Set task: Copy every record exactly, and keep the pictures out.

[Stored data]
--- BEGIN ---

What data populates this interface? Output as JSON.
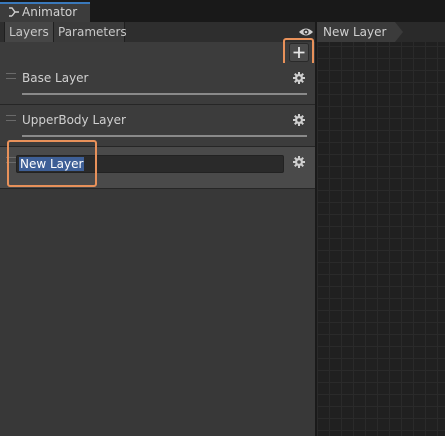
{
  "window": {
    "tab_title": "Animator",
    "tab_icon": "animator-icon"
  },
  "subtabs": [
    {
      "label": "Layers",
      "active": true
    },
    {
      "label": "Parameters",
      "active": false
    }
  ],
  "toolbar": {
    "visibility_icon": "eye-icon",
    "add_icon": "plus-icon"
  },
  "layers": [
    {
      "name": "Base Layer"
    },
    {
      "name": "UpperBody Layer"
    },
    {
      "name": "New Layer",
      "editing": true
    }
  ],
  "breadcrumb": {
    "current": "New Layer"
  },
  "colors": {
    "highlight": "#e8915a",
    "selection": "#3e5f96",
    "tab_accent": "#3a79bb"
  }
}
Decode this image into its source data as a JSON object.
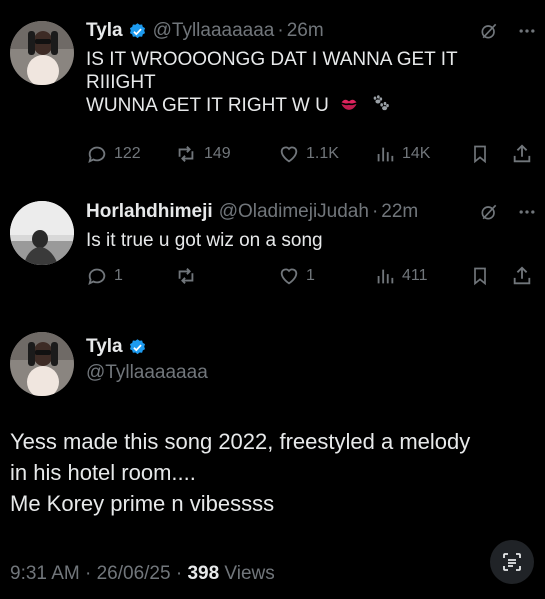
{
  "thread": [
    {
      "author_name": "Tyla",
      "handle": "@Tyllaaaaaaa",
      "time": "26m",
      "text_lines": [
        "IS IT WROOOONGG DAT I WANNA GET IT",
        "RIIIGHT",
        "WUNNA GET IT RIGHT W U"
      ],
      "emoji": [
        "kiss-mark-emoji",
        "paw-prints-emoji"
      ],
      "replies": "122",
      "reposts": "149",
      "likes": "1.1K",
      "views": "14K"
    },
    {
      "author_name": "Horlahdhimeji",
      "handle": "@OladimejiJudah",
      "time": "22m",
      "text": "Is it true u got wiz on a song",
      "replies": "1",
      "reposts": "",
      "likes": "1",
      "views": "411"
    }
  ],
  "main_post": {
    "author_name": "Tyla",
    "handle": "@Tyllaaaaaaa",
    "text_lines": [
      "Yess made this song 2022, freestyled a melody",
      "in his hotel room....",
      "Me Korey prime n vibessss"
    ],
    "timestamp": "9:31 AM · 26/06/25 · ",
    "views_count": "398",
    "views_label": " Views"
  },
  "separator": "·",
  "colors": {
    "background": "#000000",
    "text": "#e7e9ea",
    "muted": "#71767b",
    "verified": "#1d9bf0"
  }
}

--- END ---

Correct answer:
What data populates this interface? Output as JSON.
{
  "window": {
    "tab_title": "Animator",
    "tab_icon": "animator-icon"
  },
  "subtabs": [
    {
      "label": "Layers",
      "active": true
    },
    {
      "label": "Parameters",
      "active": false
    }
  ],
  "toolbar": {
    "visibility_icon": "eye-icon",
    "add_icon": "plus-icon"
  },
  "layers": [
    {
      "name": "Base Layer"
    },
    {
      "name": "UpperBody Layer"
    },
    {
      "name": "New Layer",
      "editing": true
    }
  ],
  "breadcrumb": {
    "current": "New Layer"
  },
  "colors": {
    "highlight": "#e8915a",
    "selection": "#3e5f96",
    "tab_accent": "#3a79bb"
  }
}
Decode this image into its source data as a JSON object.
{
  "thread": [
    {
      "author_name": "Tyla",
      "handle": "@Tyllaaaaaaa",
      "time": "26m",
      "text_lines": [
        "IS IT WROOOONGG DAT I WANNA GET IT",
        "RIIIGHT",
        "WUNNA GET IT RIGHT W U"
      ],
      "emoji": [
        "kiss-mark-emoji",
        "paw-prints-emoji"
      ],
      "replies": "122",
      "reposts": "149",
      "likes": "1.1K",
      "views": "14K"
    },
    {
      "author_name": "Horlahdhimeji",
      "handle": "@OladimejiJudah",
      "time": "22m",
      "text": "Is it true u got wiz on a song",
      "replies": "1",
      "reposts": "",
      "likes": "1",
      "views": "411"
    }
  ],
  "main_post": {
    "author_name": "Tyla",
    "handle": "@Tyllaaaaaaa",
    "text_lines": [
      "Yess made this song 2022, freestyled a melody",
      "in his hotel room....",
      "Me Korey prime n vibessss"
    ],
    "timestamp": "9:31 AM · 26/06/25 · ",
    "views_count": "398",
    "views_label": " Views"
  },
  "separator": "·",
  "colors": {
    "background": "#000000",
    "text": "#e7e9ea",
    "muted": "#71767b",
    "verified": "#1d9bf0"
  }
}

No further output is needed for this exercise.